* _PASSAGE SHOWN_:
# # #
We stayed in the Ibis Centre which was very handy for the old town and the tram. As hotel breakfasts are extortionate, we ate instead in various little cafes (for the bargain-hunters amongst you, we noticed that the Brioche Doree (Rue des Minimes, just off Rue de la Port) had a good breakfast offer - which we didn't try). The restaurants in the old town are a bit more pricey than those off the Place de la Republique - there are some nice little brasseries and pizza places around Republique - but I think that some of the best meals we had were in the old town. Some restaurants we tried were: La Chamade on Rue Doree; Les Trois Sonnettes on Rue des 3 Sonnettes; Le Nez Rouge on Grande Rue (brilliant but you may have to book). We did also have a great pizza in the Le Mans Legend cafe on Rue de la Port amongst all sorts of race memorabilia - well you've got to haven't you?!
Day one was spent in the cathedral and wandering around the old town and looking at the amazingly intact Roman walls. There's a lovely market in the square below the cathedral on Sunday, Wednesday and Friday mornings so we popped down and got ourselves some fruit. We also picked up a Le Mans City Pass for 10€ from the Tourist Information Office. This gives free entry into one of the museums plus a 24 hour public transport ticket and half price entry into lots of other museums and attractions. We decided to use our free entry to go to the museum of the 24 hour race out at the circuit 'cos it's the most expensive to get into and would also take us on a tram and a bus so we could use our public transport voucher too.
So, day two was spent at the Circuit de la Sarthe. The tram will only take you so far on non-race days (it will actually take you to the back of the circuit, but there's no way to get round to the front from there if it's a non-race day and the circuit is closed). We then took a bus which dropped us about half a mile from the circuit and we toddled off in search of cars. On the way we passed a bar that we'd last been in about 10 years ago after the 24 hour race. Then it was packed with the drunk and tired of all nations and the only food it had left was croque. Damn fine croque as I recall - although I may just have been tired and hungry at that point! I've got to say that, on that occasion, the bar didn't look like somewhere you'd normally want to spend a lot of time but today, when it wasn't packed with tired and emotional race fans, it looked very nice.
We had lunch in the cute little cafe at the circuit museum - you can see some of the exhibits from the cafe too (look over Mr H's shoulder as he downs his lunchtime pression). The museum doesn't just have Le Mans winning cars but includes a 'history of motoring' section which has everything from the earliest steam-powered road vehicles (death-traps on wheels they seemed to me) right through to Minis. Then it was into all the iconic Le Mans cars: Bentley, Lagonda, Lotus, GT40, Audi, etc, with a little Porsche exhibition to end. The tourist pass gives half-price entry to the circuit on non-race days so, as we could hear the sound of engines coming from there (someone testing perhaps?) we decided to go and have a look. What we actually found were members of the ACO's 'Passion 24 Club' taking their cars round the Bugatti circuit on a track day. There were some fascinating cars waiting to go on track: some rare French things that even Mr H had only seen in books and not seen in real life. There were also a gratifying number of British makes: Lotus, Jag, Morgan, MG, Triumph, all French-owned with only a couple of English number plates amongst them. We had a great time; going up into the grandstands; watching from the pit-wall and sticking our heads out of the gaps that they push the pit-boards through on race days. It was worth so much more than the couple of euros each that we'd paid to get in!
# # #
* _DATASET EXCERPT_:
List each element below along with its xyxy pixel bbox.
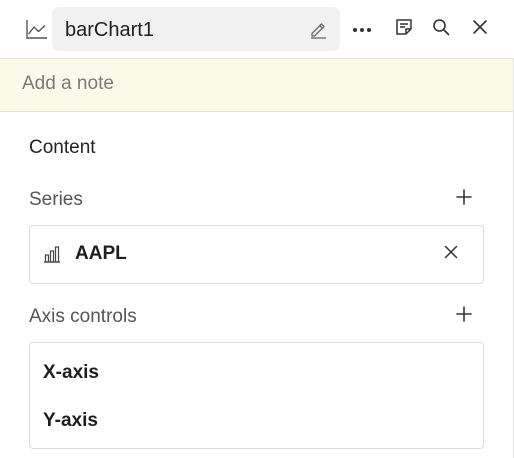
# # #
* _WORK INSTRUCTIONS_:
[1] According to the Le Mans travel account, how much did the Le Mans City Pass cost, and where was it bought?
[2] Pick up the Le Mans travel account after its final sentence and keep it going.

* _SET OF ANSWERS_:
[1] It cost 10€ and was bought from the Tourist Information Office.

[2]
Then, as we were coming away from the pits, who should roll up but Vicki Butler-Henderson and a film crew to do a piece to camera before driving the new Ford Mustang round the circuit. Shown on Channel 5 on Friday 21st October 2011 and which I think you can catch online on C5's 'on demand' service. All that and I got to go on a tram as well! That's what I call a good day out.
Of course Le Mans has very strong claims on English sensibilities, and not just because of the 70,000 Brits who invade every June. Geoffrey of Anjou (Plantagenet) married Empress Matilda (daughter of and heir to Henry I of England) in Le Mans and his son Henry (who became Henry II of England) was baptised there. Following the death of Henry's son King Richard I (Cœur de Lion) his widow Berengaria retired to Le Mans. As an aside, Geoffrey of Anjou's mother was Eremburga of La Flèche - the town Chippenham is twinned with. Le Mans itself is twinned with Bolton. Yes, Bolton... What, in the name of all that is holy, possessed them to twin with Bolton? They'd obviously never visited it. However, the Bolton Food Cafe on Rue de Bolton did very nice breakfasts - no black pudding though...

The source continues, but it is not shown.